§ Record set:
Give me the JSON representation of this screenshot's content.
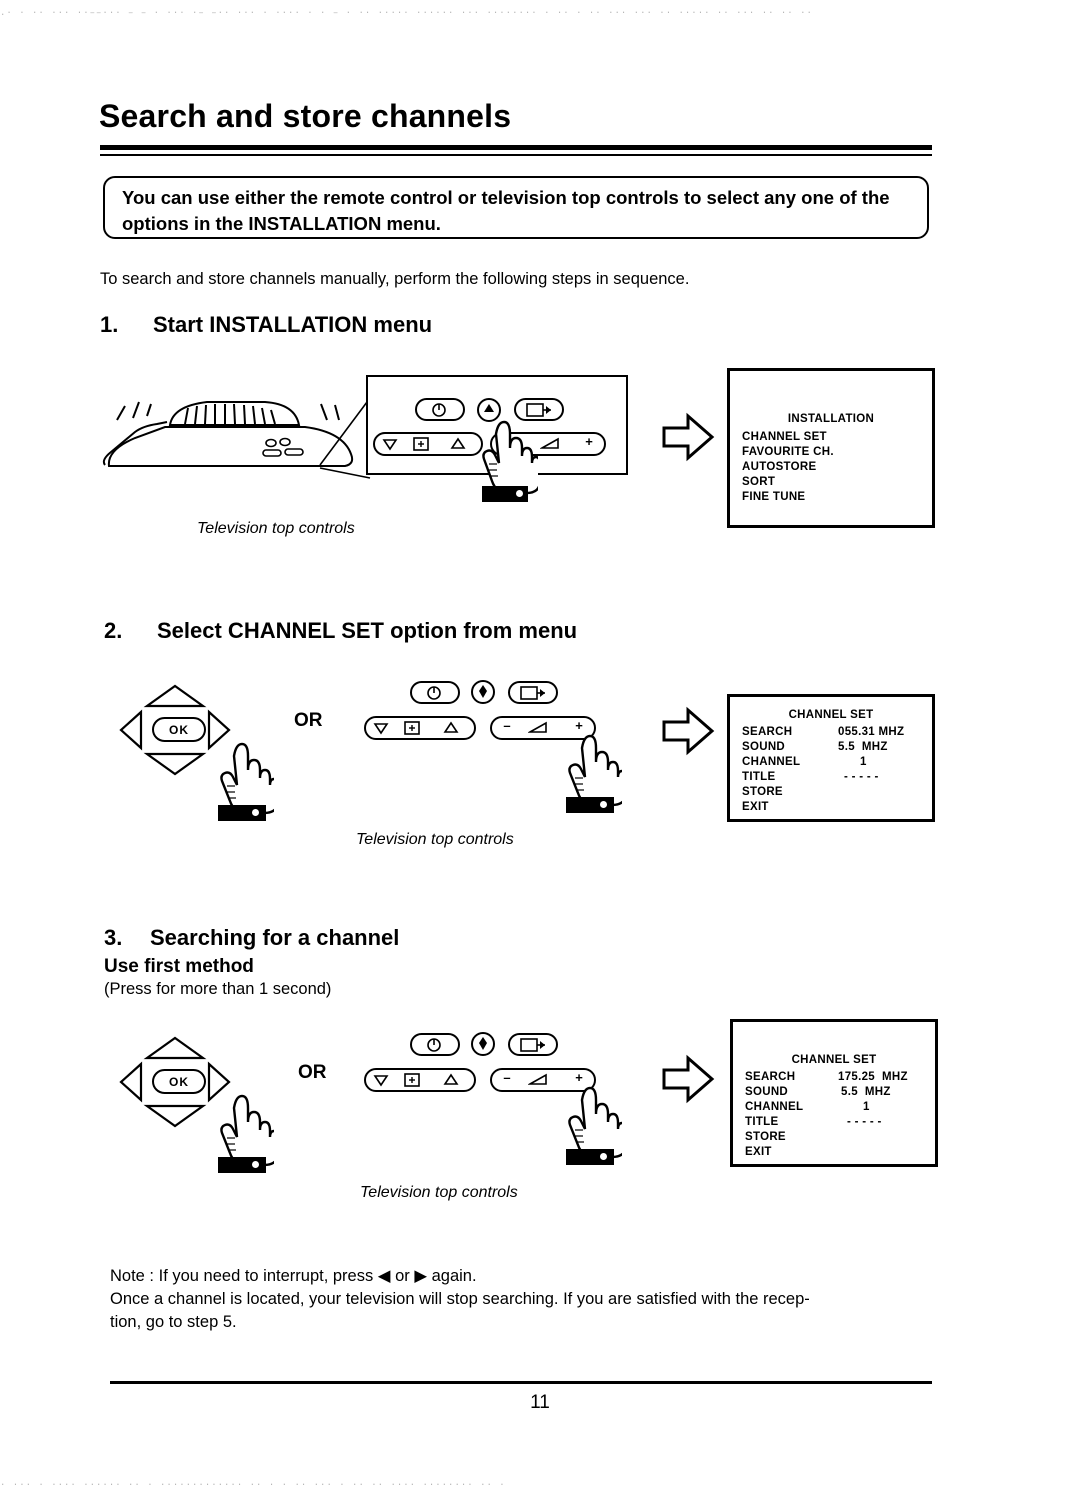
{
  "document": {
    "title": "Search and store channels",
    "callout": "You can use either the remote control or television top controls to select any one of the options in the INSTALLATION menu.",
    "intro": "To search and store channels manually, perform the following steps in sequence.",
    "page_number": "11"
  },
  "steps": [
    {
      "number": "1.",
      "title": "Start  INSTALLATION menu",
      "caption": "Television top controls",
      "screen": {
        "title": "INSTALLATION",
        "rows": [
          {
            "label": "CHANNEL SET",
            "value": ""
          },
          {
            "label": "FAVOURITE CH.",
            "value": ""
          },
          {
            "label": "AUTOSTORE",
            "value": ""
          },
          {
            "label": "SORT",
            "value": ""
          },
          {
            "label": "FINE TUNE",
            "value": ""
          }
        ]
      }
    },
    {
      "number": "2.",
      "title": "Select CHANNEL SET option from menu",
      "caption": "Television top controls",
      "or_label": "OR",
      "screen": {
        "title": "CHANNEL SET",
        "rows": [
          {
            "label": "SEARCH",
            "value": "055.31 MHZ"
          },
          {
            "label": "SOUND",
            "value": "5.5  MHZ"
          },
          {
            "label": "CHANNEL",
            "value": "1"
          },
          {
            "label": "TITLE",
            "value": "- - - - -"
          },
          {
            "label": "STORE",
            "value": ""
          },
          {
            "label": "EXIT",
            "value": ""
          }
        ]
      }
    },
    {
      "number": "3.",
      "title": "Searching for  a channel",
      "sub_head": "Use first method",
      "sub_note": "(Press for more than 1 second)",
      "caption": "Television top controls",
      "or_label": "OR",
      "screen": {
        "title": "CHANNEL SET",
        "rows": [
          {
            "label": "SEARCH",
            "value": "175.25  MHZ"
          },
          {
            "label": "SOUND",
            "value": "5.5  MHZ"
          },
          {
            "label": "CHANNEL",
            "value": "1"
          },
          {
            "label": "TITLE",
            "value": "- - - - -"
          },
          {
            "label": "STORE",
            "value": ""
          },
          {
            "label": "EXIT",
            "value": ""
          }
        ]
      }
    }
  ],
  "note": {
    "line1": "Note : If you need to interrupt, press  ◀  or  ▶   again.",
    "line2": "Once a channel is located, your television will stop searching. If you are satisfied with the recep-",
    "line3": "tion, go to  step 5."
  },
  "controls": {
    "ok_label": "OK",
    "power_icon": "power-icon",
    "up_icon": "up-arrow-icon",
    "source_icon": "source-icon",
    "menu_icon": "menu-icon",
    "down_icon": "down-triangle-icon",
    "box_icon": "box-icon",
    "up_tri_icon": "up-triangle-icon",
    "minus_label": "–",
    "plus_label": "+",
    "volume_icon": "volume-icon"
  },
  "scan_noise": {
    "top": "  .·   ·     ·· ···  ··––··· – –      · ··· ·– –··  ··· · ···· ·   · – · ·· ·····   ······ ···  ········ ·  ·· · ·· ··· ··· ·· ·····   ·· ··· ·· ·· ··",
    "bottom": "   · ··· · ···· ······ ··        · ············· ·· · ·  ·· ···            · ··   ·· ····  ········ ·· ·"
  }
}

§ Do this: Find the word "icon" in the material, then list each line that holds it.

§ Exercise answer:
    "power_icon": "power-icon",
    "up_icon": "up-arrow-icon",
    "source_icon": "source-icon",
    "menu_icon": "menu-icon",
    "down_icon": "down-triangle-icon",
    "box_icon": "box-icon",
    "up_tri_icon": "up-triangle-icon",
    "volume_icon": "volume-icon"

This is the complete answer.